> _Material_
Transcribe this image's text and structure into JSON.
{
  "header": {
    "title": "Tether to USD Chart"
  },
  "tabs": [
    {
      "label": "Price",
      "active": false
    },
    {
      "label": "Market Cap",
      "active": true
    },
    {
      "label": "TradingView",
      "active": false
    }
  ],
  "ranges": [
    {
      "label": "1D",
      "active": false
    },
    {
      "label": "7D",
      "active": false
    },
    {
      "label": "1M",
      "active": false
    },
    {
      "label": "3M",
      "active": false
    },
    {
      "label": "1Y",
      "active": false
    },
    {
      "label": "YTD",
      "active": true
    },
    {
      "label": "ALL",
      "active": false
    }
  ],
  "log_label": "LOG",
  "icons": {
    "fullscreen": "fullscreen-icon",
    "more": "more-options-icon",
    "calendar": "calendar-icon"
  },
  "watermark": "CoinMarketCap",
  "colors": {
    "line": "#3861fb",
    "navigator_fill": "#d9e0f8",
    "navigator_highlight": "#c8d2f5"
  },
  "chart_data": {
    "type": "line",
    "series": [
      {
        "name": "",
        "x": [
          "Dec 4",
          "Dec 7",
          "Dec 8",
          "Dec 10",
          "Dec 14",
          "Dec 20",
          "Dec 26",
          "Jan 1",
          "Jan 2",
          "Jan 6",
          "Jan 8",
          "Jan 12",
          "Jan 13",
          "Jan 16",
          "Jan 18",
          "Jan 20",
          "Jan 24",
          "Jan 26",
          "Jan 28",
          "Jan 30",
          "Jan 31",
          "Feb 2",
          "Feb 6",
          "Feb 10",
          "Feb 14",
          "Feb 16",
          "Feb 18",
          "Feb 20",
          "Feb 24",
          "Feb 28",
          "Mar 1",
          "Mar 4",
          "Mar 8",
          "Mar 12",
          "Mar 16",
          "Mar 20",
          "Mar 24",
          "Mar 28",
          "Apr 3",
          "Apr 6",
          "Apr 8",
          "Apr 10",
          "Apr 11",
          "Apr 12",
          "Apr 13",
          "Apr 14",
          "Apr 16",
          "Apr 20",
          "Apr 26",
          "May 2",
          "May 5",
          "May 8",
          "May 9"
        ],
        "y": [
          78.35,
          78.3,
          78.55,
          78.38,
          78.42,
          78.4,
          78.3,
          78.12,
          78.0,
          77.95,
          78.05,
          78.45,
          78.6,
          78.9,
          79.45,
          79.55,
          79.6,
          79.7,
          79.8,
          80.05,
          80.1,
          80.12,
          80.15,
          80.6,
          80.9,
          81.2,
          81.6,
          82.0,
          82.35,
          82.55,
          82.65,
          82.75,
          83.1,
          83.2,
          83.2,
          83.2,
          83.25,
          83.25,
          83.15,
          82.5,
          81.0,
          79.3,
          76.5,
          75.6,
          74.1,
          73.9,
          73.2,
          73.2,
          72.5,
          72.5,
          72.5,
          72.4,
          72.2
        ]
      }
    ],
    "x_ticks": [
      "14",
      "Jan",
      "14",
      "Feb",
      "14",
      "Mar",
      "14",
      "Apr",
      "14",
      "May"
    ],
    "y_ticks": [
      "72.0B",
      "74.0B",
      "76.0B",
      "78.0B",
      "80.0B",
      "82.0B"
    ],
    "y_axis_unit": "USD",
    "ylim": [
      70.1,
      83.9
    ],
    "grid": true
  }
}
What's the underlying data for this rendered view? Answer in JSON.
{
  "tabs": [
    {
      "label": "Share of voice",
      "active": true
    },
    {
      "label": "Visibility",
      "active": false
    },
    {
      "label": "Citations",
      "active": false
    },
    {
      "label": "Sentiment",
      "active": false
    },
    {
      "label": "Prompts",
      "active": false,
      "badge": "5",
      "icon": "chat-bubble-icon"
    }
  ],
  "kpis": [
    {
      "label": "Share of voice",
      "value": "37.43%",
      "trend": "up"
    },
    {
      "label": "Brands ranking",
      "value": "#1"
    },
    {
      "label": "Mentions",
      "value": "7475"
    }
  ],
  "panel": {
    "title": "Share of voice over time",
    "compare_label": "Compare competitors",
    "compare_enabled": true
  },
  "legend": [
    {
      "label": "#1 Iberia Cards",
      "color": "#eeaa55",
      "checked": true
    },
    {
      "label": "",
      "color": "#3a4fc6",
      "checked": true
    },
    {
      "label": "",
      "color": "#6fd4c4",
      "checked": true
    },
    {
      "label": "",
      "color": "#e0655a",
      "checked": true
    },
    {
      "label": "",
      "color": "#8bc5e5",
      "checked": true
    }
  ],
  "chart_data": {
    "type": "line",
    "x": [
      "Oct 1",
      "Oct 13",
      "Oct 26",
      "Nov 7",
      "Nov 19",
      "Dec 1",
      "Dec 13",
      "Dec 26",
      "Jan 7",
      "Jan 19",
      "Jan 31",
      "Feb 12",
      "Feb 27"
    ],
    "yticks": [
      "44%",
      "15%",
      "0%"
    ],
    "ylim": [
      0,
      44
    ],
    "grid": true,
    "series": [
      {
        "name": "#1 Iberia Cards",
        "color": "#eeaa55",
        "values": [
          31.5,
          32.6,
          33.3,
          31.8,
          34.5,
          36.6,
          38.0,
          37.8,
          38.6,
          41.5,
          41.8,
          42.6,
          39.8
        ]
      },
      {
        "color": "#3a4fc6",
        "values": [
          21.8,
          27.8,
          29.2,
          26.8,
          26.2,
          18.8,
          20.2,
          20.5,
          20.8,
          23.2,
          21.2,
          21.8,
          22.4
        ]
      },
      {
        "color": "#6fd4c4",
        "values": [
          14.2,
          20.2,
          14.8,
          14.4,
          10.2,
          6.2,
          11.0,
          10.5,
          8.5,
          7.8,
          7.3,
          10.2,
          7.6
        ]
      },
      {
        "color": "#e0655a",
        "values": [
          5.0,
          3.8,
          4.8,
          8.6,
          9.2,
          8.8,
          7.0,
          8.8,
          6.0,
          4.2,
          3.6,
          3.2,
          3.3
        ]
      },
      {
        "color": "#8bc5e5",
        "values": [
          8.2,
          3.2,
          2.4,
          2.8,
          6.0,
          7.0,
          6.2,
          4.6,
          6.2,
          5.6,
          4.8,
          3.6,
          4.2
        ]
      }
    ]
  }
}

> _Goal_
Extract each entry in full and write it down exactly.

> _Exercise response_
Transcribe this image's text and structure into JSON.
{
  "header": {
    "title": "Tether to USD Chart"
  },
  "tabs": [
    {
      "label": "Price",
      "active": false
    },
    {
      "label": "Market Cap",
      "active": true
    },
    {
      "label": "TradingView",
      "active": false
    }
  ],
  "ranges": [
    {
      "label": "1D",
      "active": false
    },
    {
      "label": "7D",
      "active": false
    },
    {
      "label": "1M",
      "active": false
    },
    {
      "label": "3M",
      "active": false
    },
    {
      "label": "1Y",
      "active": false
    },
    {
      "label": "YTD",
      "active": true
    },
    {
      "label": "ALL",
      "active": false
    }
  ],
  "log_label": "LOG",
  "icons": {
    "fullscreen": "fullscreen-icon",
    "more": "more-options-icon",
    "calendar": "calendar-icon"
  },
  "watermark": "CoinMarketCap",
  "colors": {
    "line": "#3861fb",
    "navigator_fill": "#d9e0f8",
    "navigator_highlight": "#c8d2f5"
  },
  "chart_data": {
    "type": "line",
    "series": [
      {
        "name": "",
        "x": [
          "Dec 4",
          "Dec 7",
          "Dec 8",
          "Dec 10",
          "Dec 14",
          "Dec 20",
          "Dec 26",
          "Jan 1",
          "Jan 2",
          "Jan 6",
          "Jan 8",
          "Jan 12",
          "Jan 13",
          "Jan 16",
          "Jan 18",
          "Jan 20",
          "Jan 24",
          "Jan 26",
          "Jan 28",
          "Jan 30",
          "Jan 31",
          "Feb 2",
          "Feb 6",
          "Feb 10",
          "Feb 14",
          "Feb 16",
          "Feb 18",
          "Feb 20",
          "Feb 24",
          "Feb 28",
          "Mar 1",
          "Mar 4",
          "Mar 8",
          "Mar 12",
          "Mar 16",
          "Mar 20",
          "Mar 24",
          "Mar 28",
          "Apr 3",
          "Apr 6",
          "Apr 8",
          "Apr 10",
          "Apr 11",
          "Apr 12",
          "Apr 13",
          "Apr 14",
          "Apr 16",
          "Apr 20",
          "Apr 26",
          "May 2",
          "May 5",
          "May 8",
          "May 9"
        ],
        "y": [
          78.35,
          78.3,
          78.55,
          78.38,
          78.42,
          78.4,
          78.3,
          78.12,
          78.0,
          77.95,
          78.05,
          78.45,
          78.6,
          78.9,
          79.45,
          79.55,
          79.6,
          79.7,
          79.8,
          80.05,
          80.1,
          80.12,
          80.15,
          80.6,
          80.9,
          81.2,
          81.6,
          82.0,
          82.35,
          82.55,
          82.65,
          82.75,
          83.1,
          83.2,
          83.2,
          83.2,
          83.25,
          83.25,
          83.15,
          82.5,
          81.0,
          79.3,
          76.5,
          75.6,
          74.1,
          73.9,
          73.2,
          73.2,
          72.5,
          72.5,
          72.5,
          72.4,
          72.2
        ]
      }
    ],
    "x_ticks": [
      "14",
      "Jan",
      "14",
      "Feb",
      "14",
      "Mar",
      "14",
      "Apr",
      "14",
      "May"
    ],
    "y_ticks": [
      "72.0B",
      "74.0B",
      "76.0B",
      "78.0B",
      "80.0B",
      "82.0B"
    ],
    "y_axis_unit": "USD",
    "ylim": [
      70.1,
      83.9
    ],
    "grid": true
  }
}
What's the underlying data for this rendered view? Answer in JSON.
{
  "tabs": [
    {
      "label": "Share of voice",
      "active": true
    },
    {
      "label": "Visibility",
      "active": false
    },
    {
      "label": "Citations",
      "active": false
    },
    {
      "label": "Sentiment",
      "active": false
    },
    {
      "label": "Prompts",
      "active": false,
      "badge": "5",
      "icon": "chat-bubble-icon"
    }
  ],
  "kpis": [
    {
      "label": "Share of voice",
      "value": "37.43%",
      "trend": "up"
    },
    {
      "label": "Brands ranking",
      "value": "#1"
    },
    {
      "label": "Mentions",
      "value": "7475"
    }
  ],
  "panel": {
    "title": "Share of voice over time",
    "compare_label": "Compare competitors",
    "compare_enabled": true
  },
  "legend": [
    {
      "label": "#1 Iberia Cards",
      "color": "#eeaa55",
      "checked": true
    },
    {
      "label": "",
      "color": "#3a4fc6",
      "checked": true
    },
    {
      "label": "",
      "color": "#6fd4c4",
      "checked": true
    },
    {
      "label": "",
      "color": "#e0655a",
      "checked": true
    },
    {
      "label": "",
      "color": "#8bc5e5",
      "checked": true
    }
  ],
  "chart_data": {
    "type": "line",
    "x": [
      "Oct 1",
      "Oct 13",
      "Oct 26",
      "Nov 7",
      "Nov 19",
      "Dec 1",
      "Dec 13",
      "Dec 26",
      "Jan 7",
      "Jan 19",
      "Jan 31",
      "Feb 12",
      "Feb 27"
    ],
    "yticks": [
      "44%",
      "15%",
      "0%"
    ],
    "ylim": [
      0,
      44
    ],
    "grid": true,
    "series": [
      {
        "name": "#1 Iberia Cards",
        "color": "#eeaa55",
        "values": [
          31.5,
          32.6,
          33.3,
          31.8,
          34.5,
          36.6,
          38.0,
          37.8,
          38.6,
          41.5,
          41.8,
          42.6,
          39.8
        ]
      },
      {
        "color": "#3a4fc6",
        "values": [
          21.8,
          27.8,
          29.2,
          26.8,
          26.2,
          18.8,
          20.2,
          20.5,
          20.8,
          23.2,
          21.2,
          21.8,
          22.4
        ]
      },
      {
        "color": "#6fd4c4",
        "values": [
          14.2,
          20.2,
          14.8,
          14.4,
          10.2,
          6.2,
          11.0,
          10.5,
          8.5,
          7.8,
          7.3,
          10.2,
          7.6
        ]
      },
      {
        "color": "#e0655a",
        "values": [
          5.0,
          3.8,
          4.8,
          8.6,
          9.2,
          8.8,
          7.0,
          8.8,
          6.0,
          4.2,
          3.6,
          3.2,
          3.3
        ]
      },
      {
        "color": "#8bc5e5",
        "values": [
          8.2,
          3.2,
          2.4,
          2.8,
          6.0,
          7.0,
          6.2,
          4.6,
          6.2,
          5.6,
          4.8,
          3.6,
          4.2
        ]
      }
    ]
  }
}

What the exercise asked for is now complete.